▶ [STATED TASK] Your task is to repeat the lines below exactly, excluding any pictures they contain.

▶ [SUPPLIED MATERIAL]
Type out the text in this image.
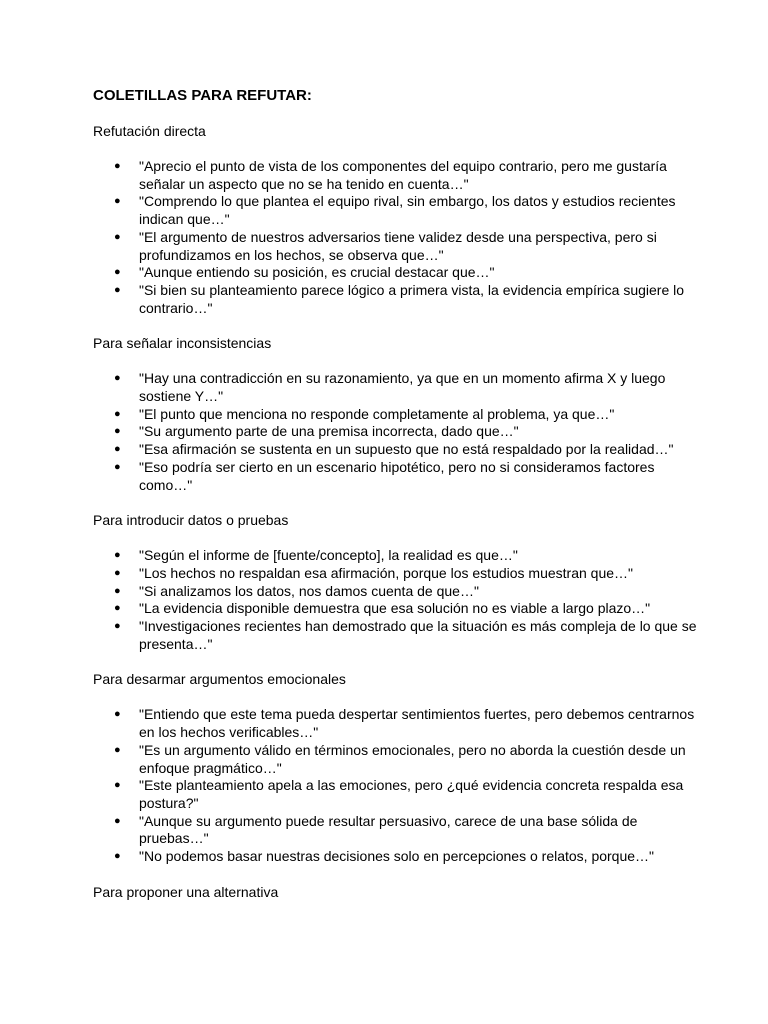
COLETILLAS PARA REFUTAR:
Refutación directa
● "Aprecio el punto de vista de los componentes del equipo contrario, pero me gustaría señalar un aspecto que no se ha tenido en cuenta…"
● "Comprendo lo que plantea el equipo rival, sin embargo, los datos y estudios recientes indican que…"
● "El argumento de nuestros adversarios tiene validez desde una perspectiva, pero si profundizamos en los hechos, se observa que…"
● "Aunque entiendo su posición, es crucial destacar que…"
● "Si bien su planteamiento parece lógico a primera vista, la evidencia empírica sugiere lo contrario…"
Para señalar inconsistencias
● "Hay una contradicción en su razonamiento, ya que en un momento afirma X y luego sostiene Y…"
● "El punto que menciona no responde completamente al problema, ya que…"
● "Su argumento parte de una premisa incorrecta, dado que…"
● "Esa afirmación se sustenta en un supuesto que no está respaldado por la realidad…"
● "Eso podría ser cierto en un escenario hipotético, pero no si consideramos factores como…"
Para introducir datos o pruebas
● "Según el informe de [fuente/concepto], la realidad es que…"
● "Los hechos no respaldan esa afirmación, porque los estudios muestran que…"
● "Si analizamos los datos, nos damos cuenta de que…"
● "La evidencia disponible demuestra que esa solución no es viable a largo plazo…"
● "Investigaciones recientes han demostrado que la situación es más compleja de lo que se presenta…"
Para desarmar argumentos emocionales
● "Entiendo que este tema pueda despertar sentimientos fuertes, pero debemos centrarnos en los hechos verificables…"
● "Es un argumento válido en términos emocionales, pero no aborda la cuestión desde un enfoque pragmático…"
● "Este planteamiento apela a las emociones, pero ¿qué evidencia concreta respalda esa postura?"
● "Aunque su argumento puede resultar persuasivo, carece de una base sólida de pruebas…"
● "No podemos basar nuestras decisiones solo en percepciones o relatos, porque…"
Para proponer una alternativa
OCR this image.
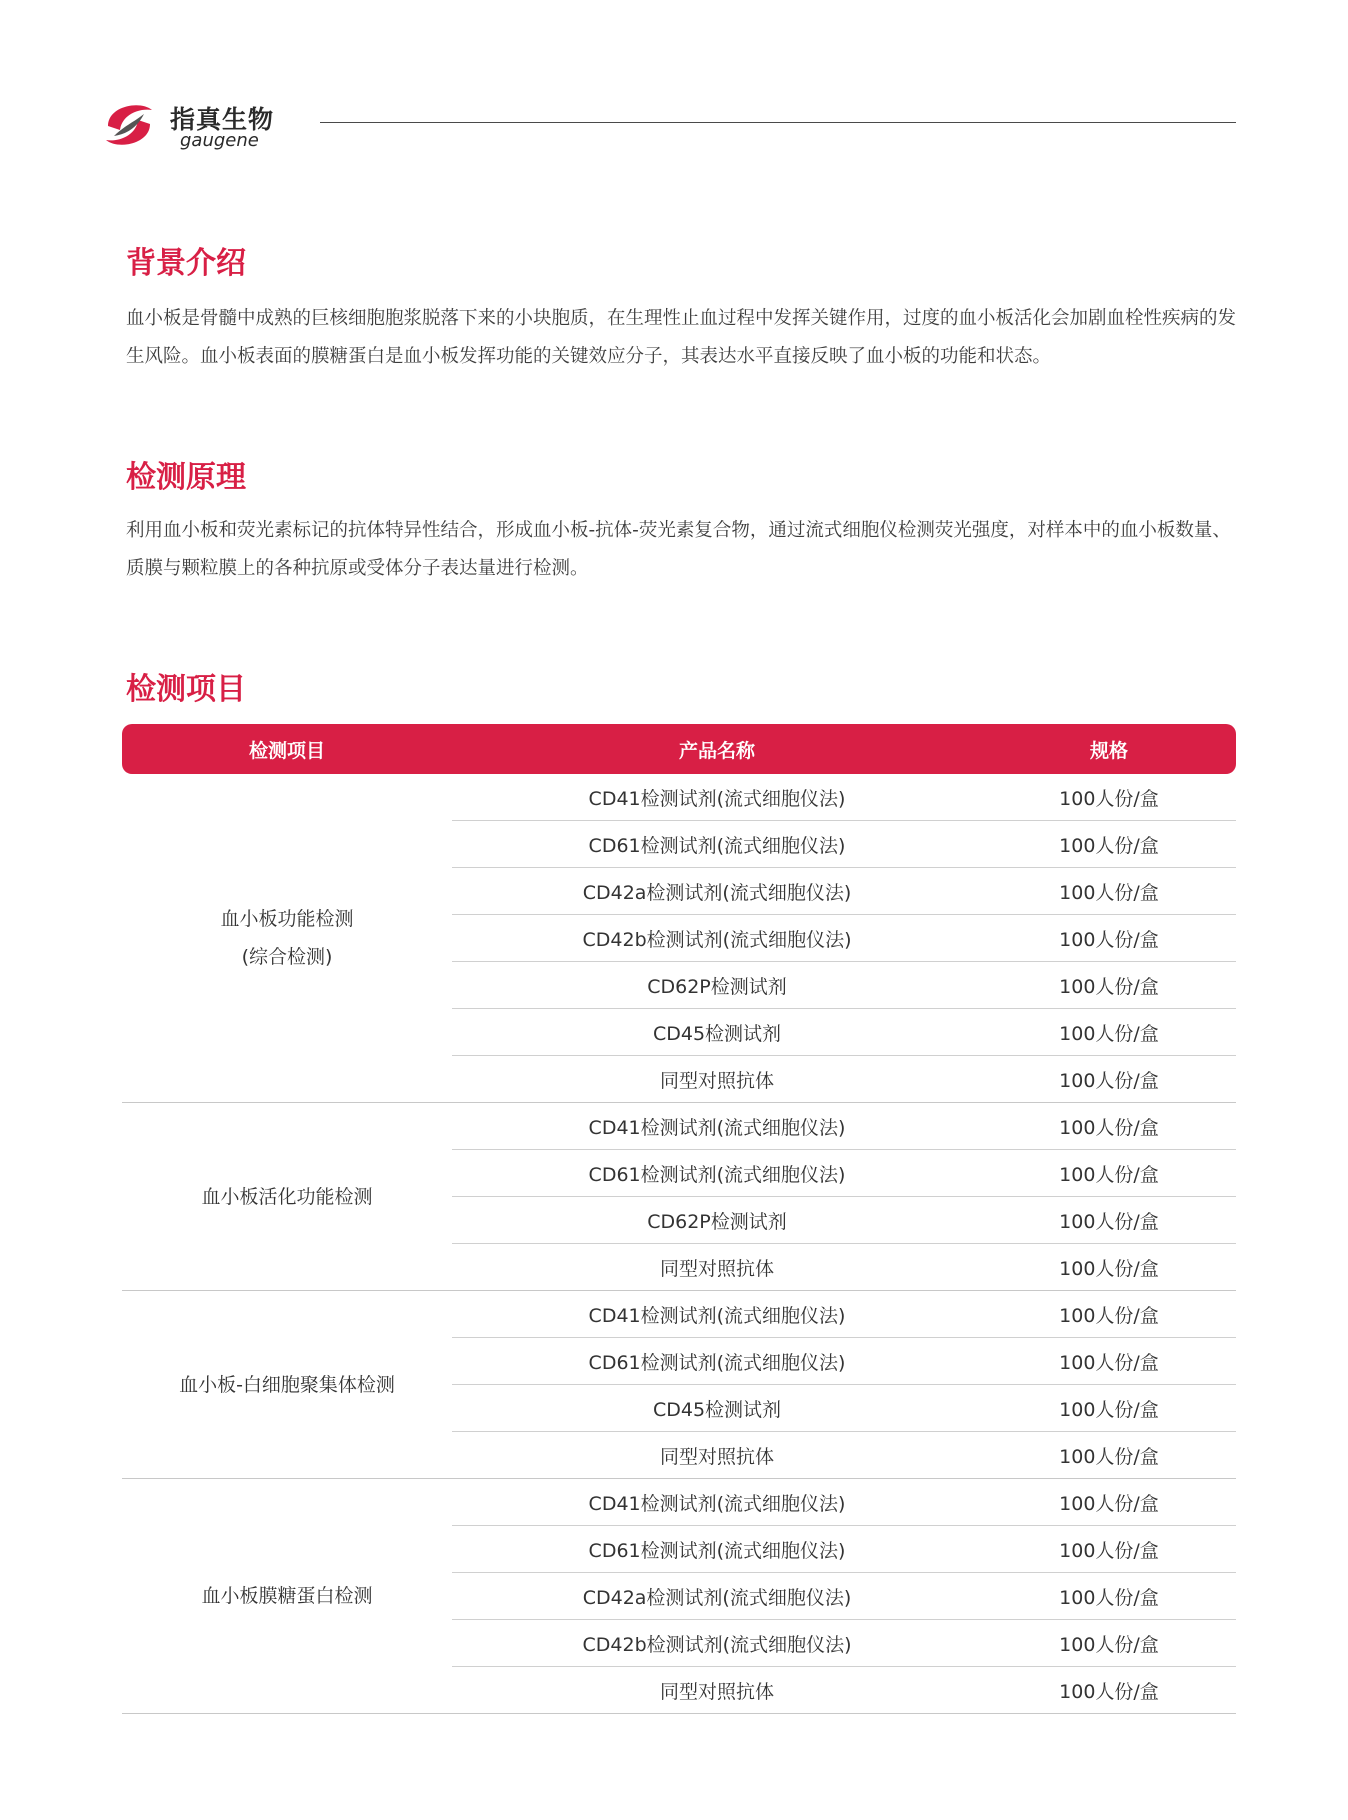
指真生物
gaugene
背景介绍
血小板是骨髓中成熟的巨核细胞胞浆脱落下来的小块胞质，在生理性止血过程中发挥关键作用，过度的血小板活化会加剧血栓性疾病的发生风险。血小板表面的膜糖蛋白是血小板发挥功能的关键效应分子，其表达水平直接反映了血小板的功能和状态。
检测原理
利用血小板和荧光素标记的抗体特异性结合，形成血小板-抗体-荧光素复合物，通过流式细胞仪检测荧光强度，对样本中的血小板数量、质膜与颗粒膜上的各种抗原或受体分子表达量进行检测。
检测项目
检测项目	产品名称	规格
血小板功能检测
(综合检测)
CD41检测试剂(流式细胞仪法)	100人份/盒
CD61检测试剂(流式细胞仪法)	100人份/盒
CD42a检测试剂(流式细胞仪法)	100人份/盒
CD42b检测试剂(流式细胞仪法)	100人份/盒
CD62P检测试剂	100人份/盒
CD45检测试剂	100人份/盒
同型对照抗体	100人份/盒
血小板活化功能检测
CD41检测试剂(流式细胞仪法)	100人份/盒
CD61检测试剂(流式细胞仪法)	100人份/盒
CD62P检测试剂	100人份/盒
同型对照抗体	100人份/盒
血小板-白细胞聚集体检测
CD41检测试剂(流式细胞仪法)	100人份/盒
CD61检测试剂(流式细胞仪法)	100人份/盒
CD45检测试剂	100人份/盒
同型对照抗体	100人份/盒
血小板膜糖蛋白检测
CD41检测试剂(流式细胞仪法)	100人份/盒
CD61检测试剂(流式细胞仪法)	100人份/盒
CD42a检测试剂(流式细胞仪法)	100人份/盒
CD42b检测试剂(流式细胞仪法)	100人份/盒
同型对照抗体	100人份/盒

▶ [THE SOLUTION]
Type out the text in this image.
COLETILLAS PARA REFUTAR:
Refutación directa
● "Aprecio el punto de vista de los componentes del equipo contrario, pero me gustaría señalar un aspecto que no se ha tenido en cuenta…"
● "Comprendo lo que plantea el equipo rival, sin embargo, los datos y estudios recientes indican que…"
● "El argumento de nuestros adversarios tiene validez desde una perspectiva, pero si profundizamos en los hechos, se observa que…"
● "Aunque entiendo su posición, es crucial destacar que…"
● "Si bien su planteamiento parece lógico a primera vista, la evidencia empírica sugiere lo contrario…"
Para señalar inconsistencias
● "Hay una contradicción en su razonamiento, ya que en un momento afirma X y luego sostiene Y…"
● "El punto que menciona no responde completamente al problema, ya que…"
● "Su argumento parte de una premisa incorrecta, dado que…"
● "Esa afirmación se sustenta en un supuesto que no está respaldado por la realidad…"
● "Eso podría ser cierto en un escenario hipotético, pero no si consideramos factores como…"
Para introducir datos o pruebas
● "Según el informe de [fuente/concepto], la realidad es que…"
● "Los hechos no respaldan esa afirmación, porque los estudios muestran que…"
● "Si analizamos los datos, nos damos cuenta de que…"
● "La evidencia disponible demuestra que esa solución no es viable a largo plazo…"
● "Investigaciones recientes han demostrado que la situación es más compleja de lo que se presenta…"
Para desarmar argumentos emocionales
● "Entiendo que este tema pueda despertar sentimientos fuertes, pero debemos centrarnos en los hechos verificables…"
● "Es un argumento válido en términos emocionales, pero no aborda la cuestión desde un enfoque pragmático…"
● "Este planteamiento apela a las emociones, pero ¿qué evidencia concreta respalda esa postura?"
● "Aunque su argumento puede resultar persuasivo, carece de una base sólida de pruebas…"
● "No podemos basar nuestras decisiones solo en percepciones o relatos, porque…"
Para proponer una alternativa
OCR this image.
指真生物
gaugene
背景介绍
血小板是骨髓中成熟的巨核细胞胞浆脱落下来的小块胞质，在生理性止血过程中发挥关键作用，过度的血小板活化会加剧血栓性疾病的发生风险。血小板表面的膜糖蛋白是血小板发挥功能的关键效应分子，其表达水平直接反映了血小板的功能和状态。
检测原理
利用血小板和荧光素标记的抗体特异性结合，形成血小板-抗体-荧光素复合物，通过流式细胞仪检测荧光强度，对样本中的血小板数量、质膜与颗粒膜上的各种抗原或受体分子表达量进行检测。
检测项目
检测项目	产品名称	规格
血小板功能检测
(综合检测)
CD41检测试剂(流式细胞仪法)	100人份/盒
CD61检测试剂(流式细胞仪法)	100人份/盒
CD42a检测试剂(流式细胞仪法)	100人份/盒
CD42b检测试剂(流式细胞仪法)	100人份/盒
CD62P检测试剂	100人份/盒
CD45检测试剂	100人份/盒
同型对照抗体	100人份/盒
血小板活化功能检测
CD41检测试剂(流式细胞仪法)	100人份/盒
CD61检测试剂(流式细胞仪法)	100人份/盒
CD62P检测试剂	100人份/盒
同型对照抗体	100人份/盒
血小板-白细胞聚集体检测
CD41检测试剂(流式细胞仪法)	100人份/盒
CD61检测试剂(流式细胞仪法)	100人份/盒
CD45检测试剂	100人份/盒
同型对照抗体	100人份/盒
血小板膜糖蛋白检测
CD41检测试剂(流式细胞仪法)	100人份/盒
CD61检测试剂(流式细胞仪法)	100人份/盒
CD42a检测试剂(流式细胞仪法)	100人份/盒
CD42b检测试剂(流式细胞仪法)	100人份/盒
同型对照抗体	100人份/盒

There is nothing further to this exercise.